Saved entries
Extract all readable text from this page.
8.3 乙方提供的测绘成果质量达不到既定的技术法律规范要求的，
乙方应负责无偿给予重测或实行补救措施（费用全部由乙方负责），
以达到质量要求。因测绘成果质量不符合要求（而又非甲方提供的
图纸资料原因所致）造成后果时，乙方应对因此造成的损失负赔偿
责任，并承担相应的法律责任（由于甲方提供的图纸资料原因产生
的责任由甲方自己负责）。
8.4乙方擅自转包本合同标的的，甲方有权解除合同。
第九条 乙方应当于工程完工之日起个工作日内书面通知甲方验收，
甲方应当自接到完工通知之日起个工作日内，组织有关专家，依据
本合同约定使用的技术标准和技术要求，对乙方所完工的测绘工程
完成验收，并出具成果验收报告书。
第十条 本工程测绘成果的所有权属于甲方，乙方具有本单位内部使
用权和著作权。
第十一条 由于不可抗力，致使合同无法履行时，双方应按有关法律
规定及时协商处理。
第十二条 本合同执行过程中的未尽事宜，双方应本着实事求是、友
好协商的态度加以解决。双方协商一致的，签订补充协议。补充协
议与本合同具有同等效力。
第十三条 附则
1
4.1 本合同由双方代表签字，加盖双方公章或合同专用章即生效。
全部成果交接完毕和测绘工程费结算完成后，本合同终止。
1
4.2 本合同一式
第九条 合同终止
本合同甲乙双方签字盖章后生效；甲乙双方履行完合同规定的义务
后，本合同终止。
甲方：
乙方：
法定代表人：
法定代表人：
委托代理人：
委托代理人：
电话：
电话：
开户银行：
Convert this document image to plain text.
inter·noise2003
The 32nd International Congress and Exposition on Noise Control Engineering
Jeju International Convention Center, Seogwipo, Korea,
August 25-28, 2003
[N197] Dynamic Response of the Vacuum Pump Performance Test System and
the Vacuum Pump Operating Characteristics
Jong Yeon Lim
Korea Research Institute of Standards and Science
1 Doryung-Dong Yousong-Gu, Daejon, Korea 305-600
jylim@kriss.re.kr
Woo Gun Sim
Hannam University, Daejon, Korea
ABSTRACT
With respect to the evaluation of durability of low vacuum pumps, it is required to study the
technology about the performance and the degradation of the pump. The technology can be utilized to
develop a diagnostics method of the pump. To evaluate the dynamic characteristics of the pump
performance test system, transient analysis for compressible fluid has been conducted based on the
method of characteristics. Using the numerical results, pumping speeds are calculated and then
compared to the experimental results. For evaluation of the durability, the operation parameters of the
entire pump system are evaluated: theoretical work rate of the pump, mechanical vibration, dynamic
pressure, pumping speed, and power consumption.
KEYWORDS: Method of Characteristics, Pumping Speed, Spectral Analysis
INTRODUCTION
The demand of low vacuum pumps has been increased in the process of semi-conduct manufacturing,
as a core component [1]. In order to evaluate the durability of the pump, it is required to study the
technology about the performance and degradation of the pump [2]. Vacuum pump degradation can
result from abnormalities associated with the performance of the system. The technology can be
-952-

* [Exercise] Read the entries above, then pull out the lines that include "Korea".

* [Response to the task]
Jeju International Convention Center, Seogwipo, Korea,
Korea Research Institute of Standards and Science
1 Doryung-Dong Yousong-Gu, Daejon, Korea 305-600
Hannam University, Daejon, Korea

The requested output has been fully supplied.